== Problem description ==
Any pictures in the records below should be skipped; write out everything else exactly.

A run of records
◇ ◇ ◇ ◇

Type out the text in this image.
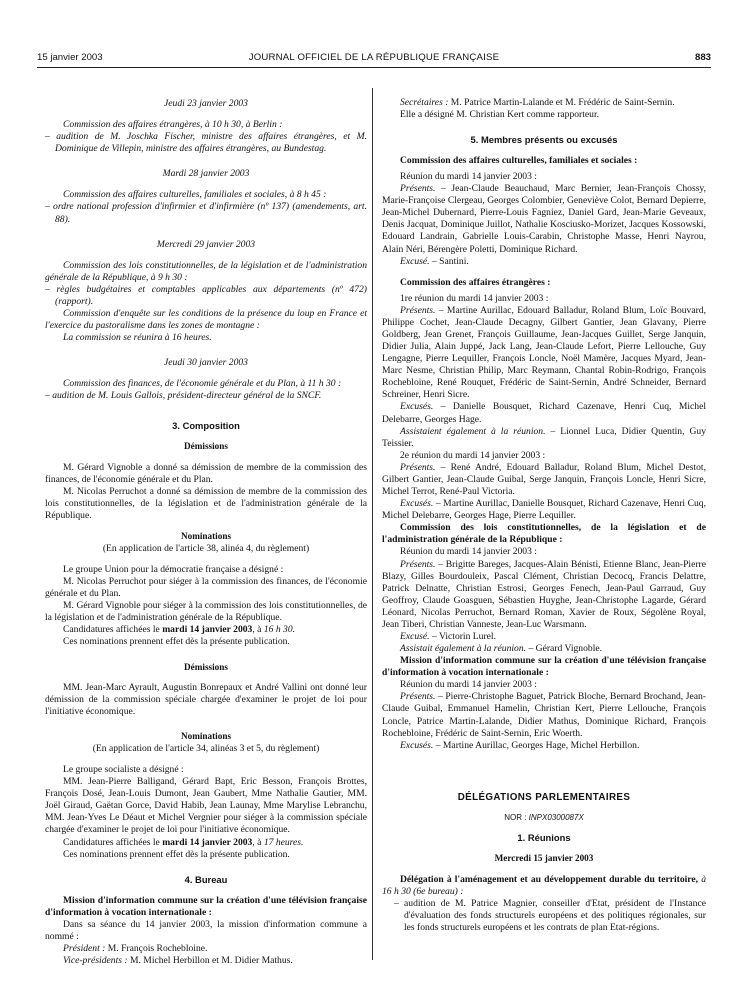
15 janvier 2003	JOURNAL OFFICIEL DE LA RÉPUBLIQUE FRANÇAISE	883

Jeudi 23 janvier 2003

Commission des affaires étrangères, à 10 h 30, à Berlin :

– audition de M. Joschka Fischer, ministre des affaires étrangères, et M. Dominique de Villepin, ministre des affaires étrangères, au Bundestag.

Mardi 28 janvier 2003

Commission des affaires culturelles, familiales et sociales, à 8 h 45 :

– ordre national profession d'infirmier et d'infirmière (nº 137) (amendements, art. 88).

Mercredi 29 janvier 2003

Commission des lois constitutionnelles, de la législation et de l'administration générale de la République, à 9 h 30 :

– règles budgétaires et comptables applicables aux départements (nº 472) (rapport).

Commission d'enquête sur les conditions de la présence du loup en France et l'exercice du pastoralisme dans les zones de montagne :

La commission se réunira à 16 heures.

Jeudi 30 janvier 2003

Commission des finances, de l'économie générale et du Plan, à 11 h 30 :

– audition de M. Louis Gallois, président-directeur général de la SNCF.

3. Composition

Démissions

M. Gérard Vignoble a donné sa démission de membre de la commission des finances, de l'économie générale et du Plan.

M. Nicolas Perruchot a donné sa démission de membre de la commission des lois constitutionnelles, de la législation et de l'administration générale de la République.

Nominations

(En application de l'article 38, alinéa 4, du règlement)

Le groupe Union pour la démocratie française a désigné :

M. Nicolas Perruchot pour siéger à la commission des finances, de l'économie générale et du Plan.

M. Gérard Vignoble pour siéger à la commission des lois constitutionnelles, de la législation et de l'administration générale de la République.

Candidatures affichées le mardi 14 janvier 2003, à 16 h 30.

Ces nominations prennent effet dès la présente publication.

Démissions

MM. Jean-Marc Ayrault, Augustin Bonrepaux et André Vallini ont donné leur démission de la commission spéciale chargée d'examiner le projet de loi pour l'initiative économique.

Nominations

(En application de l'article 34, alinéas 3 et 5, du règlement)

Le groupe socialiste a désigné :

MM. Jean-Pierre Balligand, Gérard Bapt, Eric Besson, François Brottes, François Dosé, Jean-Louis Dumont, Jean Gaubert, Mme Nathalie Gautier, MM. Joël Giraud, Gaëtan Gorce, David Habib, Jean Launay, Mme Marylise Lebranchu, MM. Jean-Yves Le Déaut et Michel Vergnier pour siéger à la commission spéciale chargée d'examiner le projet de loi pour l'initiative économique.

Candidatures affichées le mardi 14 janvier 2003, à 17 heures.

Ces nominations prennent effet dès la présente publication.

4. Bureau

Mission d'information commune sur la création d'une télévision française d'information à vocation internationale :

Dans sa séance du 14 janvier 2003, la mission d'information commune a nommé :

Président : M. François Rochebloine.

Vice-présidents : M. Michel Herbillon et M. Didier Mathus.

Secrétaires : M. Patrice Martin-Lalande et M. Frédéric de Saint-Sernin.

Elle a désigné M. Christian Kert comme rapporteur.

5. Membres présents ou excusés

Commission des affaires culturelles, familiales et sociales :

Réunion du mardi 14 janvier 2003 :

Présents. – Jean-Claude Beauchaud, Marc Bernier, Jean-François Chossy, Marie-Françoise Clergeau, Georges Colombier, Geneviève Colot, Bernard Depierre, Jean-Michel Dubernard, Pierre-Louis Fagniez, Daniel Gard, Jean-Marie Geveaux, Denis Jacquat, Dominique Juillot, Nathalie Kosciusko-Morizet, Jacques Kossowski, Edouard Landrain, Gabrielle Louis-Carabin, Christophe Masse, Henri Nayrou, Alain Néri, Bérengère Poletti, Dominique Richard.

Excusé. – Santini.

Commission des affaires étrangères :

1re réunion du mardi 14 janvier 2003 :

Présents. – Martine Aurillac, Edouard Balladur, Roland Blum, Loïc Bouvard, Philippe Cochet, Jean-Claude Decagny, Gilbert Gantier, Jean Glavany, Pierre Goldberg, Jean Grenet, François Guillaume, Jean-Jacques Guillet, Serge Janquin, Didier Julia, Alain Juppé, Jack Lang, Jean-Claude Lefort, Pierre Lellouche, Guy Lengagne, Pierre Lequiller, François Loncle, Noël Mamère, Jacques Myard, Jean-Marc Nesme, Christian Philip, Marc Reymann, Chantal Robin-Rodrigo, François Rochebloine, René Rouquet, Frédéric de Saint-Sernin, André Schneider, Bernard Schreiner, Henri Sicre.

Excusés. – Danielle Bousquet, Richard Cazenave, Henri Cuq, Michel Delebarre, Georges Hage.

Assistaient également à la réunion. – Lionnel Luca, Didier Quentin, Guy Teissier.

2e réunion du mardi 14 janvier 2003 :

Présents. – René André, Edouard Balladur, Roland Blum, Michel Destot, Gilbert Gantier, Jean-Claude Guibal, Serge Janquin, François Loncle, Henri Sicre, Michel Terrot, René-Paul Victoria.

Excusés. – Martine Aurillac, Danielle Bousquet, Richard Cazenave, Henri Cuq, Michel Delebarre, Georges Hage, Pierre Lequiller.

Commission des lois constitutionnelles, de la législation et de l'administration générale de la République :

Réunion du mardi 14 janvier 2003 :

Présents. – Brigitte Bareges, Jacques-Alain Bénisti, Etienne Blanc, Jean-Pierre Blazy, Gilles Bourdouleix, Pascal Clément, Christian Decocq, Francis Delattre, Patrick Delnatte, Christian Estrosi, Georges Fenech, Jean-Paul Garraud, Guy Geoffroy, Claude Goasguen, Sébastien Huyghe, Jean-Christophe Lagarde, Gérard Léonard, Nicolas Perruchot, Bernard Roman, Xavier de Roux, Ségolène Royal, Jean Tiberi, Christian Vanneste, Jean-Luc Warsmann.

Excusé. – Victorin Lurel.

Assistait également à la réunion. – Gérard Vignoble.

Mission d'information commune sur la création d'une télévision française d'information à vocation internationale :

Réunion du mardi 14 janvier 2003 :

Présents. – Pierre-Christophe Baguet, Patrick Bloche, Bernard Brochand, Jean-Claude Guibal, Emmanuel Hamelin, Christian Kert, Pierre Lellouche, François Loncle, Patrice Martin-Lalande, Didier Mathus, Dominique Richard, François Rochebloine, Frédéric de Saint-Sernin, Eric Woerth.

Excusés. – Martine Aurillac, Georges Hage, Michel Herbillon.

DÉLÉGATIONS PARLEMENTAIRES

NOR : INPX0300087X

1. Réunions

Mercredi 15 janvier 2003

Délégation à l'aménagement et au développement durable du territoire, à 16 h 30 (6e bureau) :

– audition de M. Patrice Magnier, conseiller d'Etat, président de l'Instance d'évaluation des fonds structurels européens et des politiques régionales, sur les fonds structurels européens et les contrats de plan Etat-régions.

◇ ◇ ◇ ◇

== Reply ==
Type out the text in this image.
15 janvier 2003	JOURNAL OFFICIEL DE LA RÉPUBLIQUE FRANÇAISE	883

Jeudi 23 janvier 2003

Commission des affaires étrangères, à 10 h 30, à Berlin :

– audition de M. Joschka Fischer, ministre des affaires étrangères, et M. Dominique de Villepin, ministre des affaires étrangères, au Bundestag.

Mardi 28 janvier 2003

Commission des affaires culturelles, familiales et sociales, à 8 h 45 :

– ordre national profession d'infirmier et d'infirmière (nº 137) (amendements, art. 88).

Mercredi 29 janvier 2003

Commission des lois constitutionnelles, de la législation et de l'administration générale de la République, à 9 h 30 :

– règles budgétaires et comptables applicables aux départements (nº 472) (rapport).

Commission d'enquête sur les conditions de la présence du loup en France et l'exercice du pastoralisme dans les zones de montagne :

La commission se réunira à 16 heures.

Jeudi 30 janvier 2003

Commission des finances, de l'économie générale et du Plan, à 11 h 30 :

– audition de M. Louis Gallois, président-directeur général de la SNCF.

3. Composition

Démissions

M. Gérard Vignoble a donné sa démission de membre de la commission des finances, de l'économie générale et du Plan.

M. Nicolas Perruchot a donné sa démission de membre de la commission des lois constitutionnelles, de la législation et de l'administration générale de la République.

Nominations

(En application de l'article 38, alinéa 4, du règlement)

Le groupe Union pour la démocratie française a désigné :

M. Nicolas Perruchot pour siéger à la commission des finances, de l'économie générale et du Plan.

M. Gérard Vignoble pour siéger à la commission des lois constitutionnelles, de la législation et de l'administration générale de la République.

Candidatures affichées le mardi 14 janvier 2003, à 16 h 30.

Ces nominations prennent effet dès la présente publication.

Démissions

MM. Jean-Marc Ayrault, Augustin Bonrepaux et André Vallini ont donné leur démission de la commission spéciale chargée d'examiner le projet de loi pour l'initiative économique.

Nominations

(En application de l'article 34, alinéas 3 et 5, du règlement)

Le groupe socialiste a désigné :

MM. Jean-Pierre Balligand, Gérard Bapt, Eric Besson, François Brottes, François Dosé, Jean-Louis Dumont, Jean Gaubert, Mme Nathalie Gautier, MM. Joël Giraud, Gaëtan Gorce, David Habib, Jean Launay, Mme Marylise Lebranchu, MM. Jean-Yves Le Déaut et Michel Vergnier pour siéger à la commission spéciale chargée d'examiner le projet de loi pour l'initiative économique.

Candidatures affichées le mardi 14 janvier 2003, à 17 heures.

Ces nominations prennent effet dès la présente publication.

4. Bureau

Mission d'information commune sur la création d'une télévision française d'information à vocation internationale :

Dans sa séance du 14 janvier 2003, la mission d'information commune a nommé :

Président : M. François Rochebloine.

Vice-présidents : M. Michel Herbillon et M. Didier Mathus.

Secrétaires : M. Patrice Martin-Lalande et M. Frédéric de Saint-Sernin.

Elle a désigné M. Christian Kert comme rapporteur.

5. Membres présents ou excusés

Commission des affaires culturelles, familiales et sociales :

Réunion du mardi 14 janvier 2003 :

Présents. – Jean-Claude Beauchaud, Marc Bernier, Jean-François Chossy, Marie-Françoise Clergeau, Georges Colombier, Geneviève Colot, Bernard Depierre, Jean-Michel Dubernard, Pierre-Louis Fagniez, Daniel Gard, Jean-Marie Geveaux, Denis Jacquat, Dominique Juillot, Nathalie Kosciusko-Morizet, Jacques Kossowski, Edouard Landrain, Gabrielle Louis-Carabin, Christophe Masse, Henri Nayrou, Alain Néri, Bérengère Poletti, Dominique Richard.

Excusé. – Santini.

Commission des affaires étrangères :

1re réunion du mardi 14 janvier 2003 :

Présents. – Martine Aurillac, Edouard Balladur, Roland Blum, Loïc Bouvard, Philippe Cochet, Jean-Claude Decagny, Gilbert Gantier, Jean Glavany, Pierre Goldberg, Jean Grenet, François Guillaume, Jean-Jacques Guillet, Serge Janquin, Didier Julia, Alain Juppé, Jack Lang, Jean-Claude Lefort, Pierre Lellouche, Guy Lengagne, Pierre Lequiller, François Loncle, Noël Mamère, Jacques Myard, Jean-Marc Nesme, Christian Philip, Marc Reymann, Chantal Robin-Rodrigo, François Rochebloine, René Rouquet, Frédéric de Saint-Sernin, André Schneider, Bernard Schreiner, Henri Sicre.

Excusés. – Danielle Bousquet, Richard Cazenave, Henri Cuq, Michel Delebarre, Georges Hage.

Assistaient également à la réunion. – Lionnel Luca, Didier Quentin, Guy Teissier.

2e réunion du mardi 14 janvier 2003 :

Présents. – René André, Edouard Balladur, Roland Blum, Michel Destot, Gilbert Gantier, Jean-Claude Guibal, Serge Janquin, François Loncle, Henri Sicre, Michel Terrot, René-Paul Victoria.

Excusés. – Martine Aurillac, Danielle Bousquet, Richard Cazenave, Henri Cuq, Michel Delebarre, Georges Hage, Pierre Lequiller.

Commission des lois constitutionnelles, de la législation et de l'administration générale de la République :

Réunion du mardi 14 janvier 2003 :

Présents. – Brigitte Bareges, Jacques-Alain Bénisti, Etienne Blanc, Jean-Pierre Blazy, Gilles Bourdouleix, Pascal Clément, Christian Decocq, Francis Delattre, Patrick Delnatte, Christian Estrosi, Georges Fenech, Jean-Paul Garraud, Guy Geoffroy, Claude Goasguen, Sébastien Huyghe, Jean-Christophe Lagarde, Gérard Léonard, Nicolas Perruchot, Bernard Roman, Xavier de Roux, Ségolène Royal, Jean Tiberi, Christian Vanneste, Jean-Luc Warsmann.

Excusé. – Victorin Lurel.

Assistait également à la réunion. – Gérard Vignoble.

Mission d'information commune sur la création d'une télévision française d'information à vocation internationale :

Réunion du mardi 14 janvier 2003 :

Présents. – Pierre-Christophe Baguet, Patrick Bloche, Bernard Brochand, Jean-Claude Guibal, Emmanuel Hamelin, Christian Kert, Pierre Lellouche, François Loncle, Patrice Martin-Lalande, Didier Mathus, Dominique Richard, François Rochebloine, Frédéric de Saint-Sernin, Eric Woerth.

Excusés. – Martine Aurillac, Georges Hage, Michel Herbillon.

DÉLÉGATIONS PARLEMENTAIRES

NOR : INPX0300087X

1. Réunions

Mercredi 15 janvier 2003

Délégation à l'aménagement et au développement durable du territoire, à 16 h 30 (6e bureau) :

– audition de M. Patrice Magnier, conseiller d'Etat, président de l'Instance d'évaluation des fonds structurels européens et des politiques régionales, sur les fonds structurels européens et les contrats de plan Etat-régions.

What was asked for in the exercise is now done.